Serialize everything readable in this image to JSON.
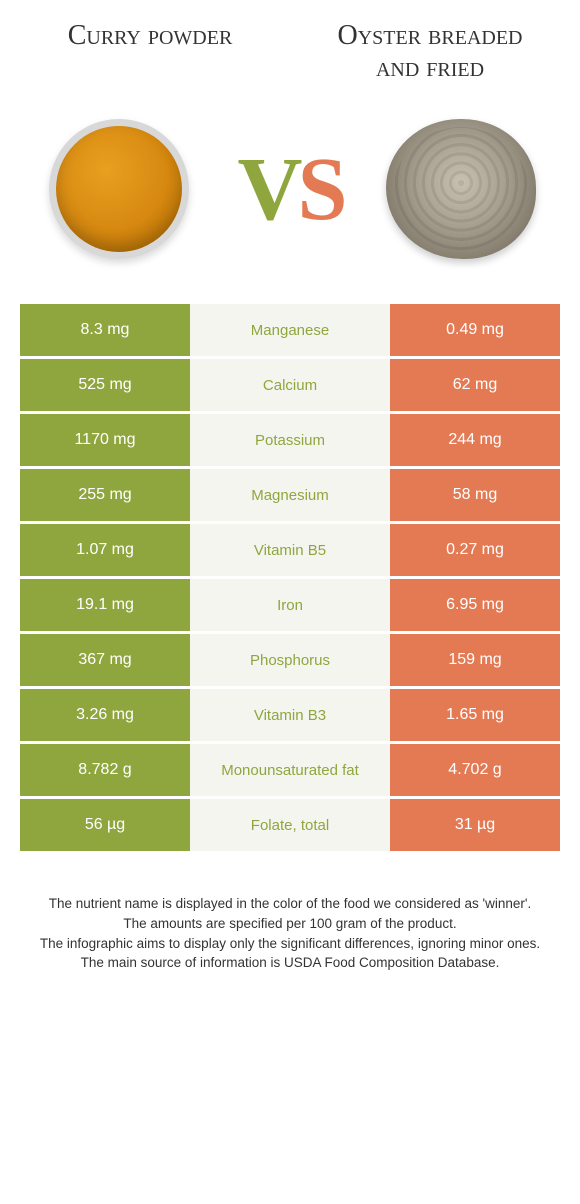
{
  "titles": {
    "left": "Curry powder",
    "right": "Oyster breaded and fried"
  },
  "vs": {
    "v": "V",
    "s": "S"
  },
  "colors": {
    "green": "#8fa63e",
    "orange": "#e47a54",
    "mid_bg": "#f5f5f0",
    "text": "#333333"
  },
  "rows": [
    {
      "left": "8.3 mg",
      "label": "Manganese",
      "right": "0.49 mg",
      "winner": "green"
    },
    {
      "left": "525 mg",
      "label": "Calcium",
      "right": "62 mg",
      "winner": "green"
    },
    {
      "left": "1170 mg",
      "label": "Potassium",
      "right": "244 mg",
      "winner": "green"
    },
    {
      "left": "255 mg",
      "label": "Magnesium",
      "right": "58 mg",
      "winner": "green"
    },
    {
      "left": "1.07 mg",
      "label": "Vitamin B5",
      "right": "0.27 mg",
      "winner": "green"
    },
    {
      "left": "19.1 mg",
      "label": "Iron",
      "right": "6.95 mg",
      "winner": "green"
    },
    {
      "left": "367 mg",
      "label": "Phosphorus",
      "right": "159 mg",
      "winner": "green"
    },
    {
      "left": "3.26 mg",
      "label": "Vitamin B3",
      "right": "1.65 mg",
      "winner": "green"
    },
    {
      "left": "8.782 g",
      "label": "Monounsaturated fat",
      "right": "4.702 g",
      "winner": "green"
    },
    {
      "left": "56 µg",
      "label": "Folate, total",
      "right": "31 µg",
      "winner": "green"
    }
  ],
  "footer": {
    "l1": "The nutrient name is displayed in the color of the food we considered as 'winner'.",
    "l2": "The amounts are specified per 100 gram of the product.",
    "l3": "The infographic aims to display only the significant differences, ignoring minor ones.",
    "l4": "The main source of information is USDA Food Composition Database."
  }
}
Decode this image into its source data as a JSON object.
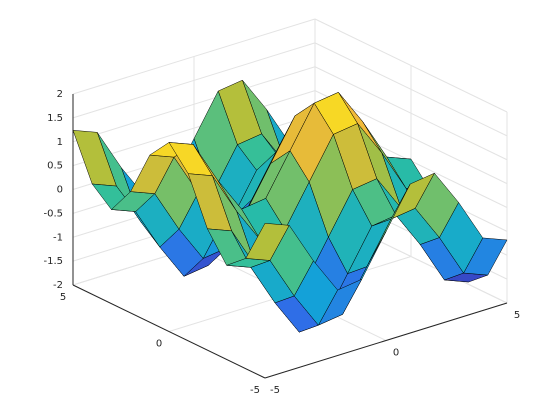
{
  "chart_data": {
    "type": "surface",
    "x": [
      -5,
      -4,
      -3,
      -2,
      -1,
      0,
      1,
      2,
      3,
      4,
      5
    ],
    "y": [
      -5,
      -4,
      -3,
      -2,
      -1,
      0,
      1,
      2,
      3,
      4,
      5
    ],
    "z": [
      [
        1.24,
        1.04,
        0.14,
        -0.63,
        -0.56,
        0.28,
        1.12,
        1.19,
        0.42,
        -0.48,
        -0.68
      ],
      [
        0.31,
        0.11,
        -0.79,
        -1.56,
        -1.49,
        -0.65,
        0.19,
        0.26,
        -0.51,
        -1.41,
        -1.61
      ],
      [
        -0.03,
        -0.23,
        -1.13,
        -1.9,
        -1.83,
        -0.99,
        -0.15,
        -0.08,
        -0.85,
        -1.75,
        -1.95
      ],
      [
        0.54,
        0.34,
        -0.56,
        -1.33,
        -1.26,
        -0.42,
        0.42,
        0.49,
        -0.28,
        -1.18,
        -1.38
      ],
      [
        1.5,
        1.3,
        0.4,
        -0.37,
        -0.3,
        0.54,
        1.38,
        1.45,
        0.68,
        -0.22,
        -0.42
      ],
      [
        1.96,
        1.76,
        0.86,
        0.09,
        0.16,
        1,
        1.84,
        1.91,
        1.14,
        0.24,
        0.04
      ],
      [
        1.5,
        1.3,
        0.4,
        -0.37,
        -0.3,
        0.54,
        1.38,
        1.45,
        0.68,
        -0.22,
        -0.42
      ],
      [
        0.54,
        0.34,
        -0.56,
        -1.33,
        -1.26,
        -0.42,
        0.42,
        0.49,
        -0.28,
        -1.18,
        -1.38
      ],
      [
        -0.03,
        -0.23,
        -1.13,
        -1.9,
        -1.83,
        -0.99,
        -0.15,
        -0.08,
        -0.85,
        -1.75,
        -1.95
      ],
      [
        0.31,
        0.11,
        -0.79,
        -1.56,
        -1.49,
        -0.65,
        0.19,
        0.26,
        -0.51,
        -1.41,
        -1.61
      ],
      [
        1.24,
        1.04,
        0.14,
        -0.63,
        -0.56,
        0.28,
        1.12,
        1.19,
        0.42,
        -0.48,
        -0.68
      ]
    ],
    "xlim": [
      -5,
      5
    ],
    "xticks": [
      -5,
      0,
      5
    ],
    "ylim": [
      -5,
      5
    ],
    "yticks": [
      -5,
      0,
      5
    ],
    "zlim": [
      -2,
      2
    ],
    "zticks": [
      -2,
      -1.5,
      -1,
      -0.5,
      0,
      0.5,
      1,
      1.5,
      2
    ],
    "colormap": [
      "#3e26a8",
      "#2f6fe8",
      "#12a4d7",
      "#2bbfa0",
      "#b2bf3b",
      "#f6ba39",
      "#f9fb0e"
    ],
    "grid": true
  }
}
────
> _Your task_:
From the listing, extract all text exactly as given and drop any picture.

> _Output of the task_:
Serialize everything readable in this image to JSON.
{
  "titles": {
    "left": "Curry powder",
    "right": "Oyster breaded and fried"
  },
  "vs": {
    "v": "V",
    "s": "S"
  },
  "colors": {
    "green": "#8fa63e",
    "orange": "#e47a54",
    "mid_bg": "#f5f5f0",
    "text": "#333333"
  },
  "rows": [
    {
      "left": "8.3 mg",
      "label": "Manganese",
      "right": "0.49 mg",
      "winner": "green"
    },
    {
      "left": "525 mg",
      "label": "Calcium",
      "right": "62 mg",
      "winner": "green"
    },
    {
      "left": "1170 mg",
      "label": "Potassium",
      "right": "244 mg",
      "winner": "green"
    },
    {
      "left": "255 mg",
      "label": "Magnesium",
      "right": "58 mg",
      "winner": "green"
    },
    {
      "left": "1.07 mg",
      "label": "Vitamin B5",
      "right": "0.27 mg",
      "winner": "green"
    },
    {
      "left": "19.1 mg",
      "label": "Iron",
      "right": "6.95 mg",
      "winner": "green"
    },
    {
      "left": "367 mg",
      "label": "Phosphorus",
      "right": "159 mg",
      "winner": "green"
    },
    {
      "left": "3.26 mg",
      "label": "Vitamin B3",
      "right": "1.65 mg",
      "winner": "green"
    },
    {
      "left": "8.782 g",
      "label": "Monounsaturated fat",
      "right": "4.702 g",
      "winner": "green"
    },
    {
      "left": "56 µg",
      "label": "Folate, total",
      "right": "31 µg",
      "winner": "green"
    }
  ],
  "footer": {
    "l1": "The nutrient name is displayed in the color of the food we considered as 'winner'.",
    "l2": "The amounts are specified per 100 gram of the product.",
    "l3": "The infographic aims to display only the significant differences, ignoring minor ones.",
    "l4": "The main source of information is USDA Food Composition Database."
  }
}
Decode this image into its source data as a JSON object.
{
  "chart_data": {
    "type": "surface",
    "x": [
      -5,
      -4,
      -3,
      -2,
      -1,
      0,
      1,
      2,
      3,
      4,
      5
    ],
    "y": [
      -5,
      -4,
      -3,
      -2,
      -1,
      0,
      1,
      2,
      3,
      4,
      5
    ],
    "z": [
      [
        1.24,
        1.04,
        0.14,
        -0.63,
        -0.56,
        0.28,
        1.12,
        1.19,
        0.42,
        -0.48,
        -0.68
      ],
      [
        0.31,
        0.11,
        -0.79,
        -1.56,
        -1.49,
        -0.65,
        0.19,
        0.26,
        -0.51,
        -1.41,
        -1.61
      ],
      [
        -0.03,
        -0.23,
        -1.13,
        -1.9,
        -1.83,
        -0.99,
        -0.15,
        -0.08,
        -0.85,
        -1.75,
        -1.95
      ],
      [
        0.54,
        0.34,
        -0.56,
        -1.33,
        -1.26,
        -0.42,
        0.42,
        0.49,
        -0.28,
        -1.18,
        -1.38
      ],
      [
        1.5,
        1.3,
        0.4,
        -0.37,
        -0.3,
        0.54,
        1.38,
        1.45,
        0.68,
        -0.22,
        -0.42
      ],
      [
        1.96,
        1.76,
        0.86,
        0.09,
        0.16,
        1,
        1.84,
        1.91,
        1.14,
        0.24,
        0.04
      ],
      [
        1.5,
        1.3,
        0.4,
        -0.37,
        -0.3,
        0.54,
        1.38,
        1.45,
        0.68,
        -0.22,
        -0.42
      ],
      [
        0.54,
        0.34,
        -0.56,
        -1.33,
        -1.26,
        -0.42,
        0.42,
        0.49,
        -0.28,
        -1.18,
        -1.38
      ],
      [
        -0.03,
        -0.23,
        -1.13,
        -1.9,
        -1.83,
        -0.99,
        -0.15,
        -0.08,
        -0.85,
        -1.75,
        -1.95
      ],
      [
        0.31,
        0.11,
        -0.79,
        -1.56,
        -1.49,
        -0.65,
        0.19,
        0.26,
        -0.51,
        -1.41,
        -1.61
      ],
      [
        1.24,
        1.04,
        0.14,
        -0.63,
        -0.56,
        0.28,
        1.12,
        1.19,
        0.42,
        -0.48,
        -0.68
      ]
    ],
    "xlim": [
      -5,
      5
    ],
    "xticks": [
      -5,
      0,
      5
    ],
    "ylim": [
      -5,
      5
    ],
    "yticks": [
      -5,
      0,
      5
    ],
    "zlim": [
      -2,
      2
    ],
    "zticks": [
      -2,
      -1.5,
      -1,
      -0.5,
      0,
      0.5,
      1,
      1.5,
      2
    ],
    "colormap": [
      "#3e26a8",
      "#2f6fe8",
      "#12a4d7",
      "#2bbfa0",
      "#b2bf3b",
      "#f6ba39",
      "#f9fb0e"
    ],
    "grid": true
  }
}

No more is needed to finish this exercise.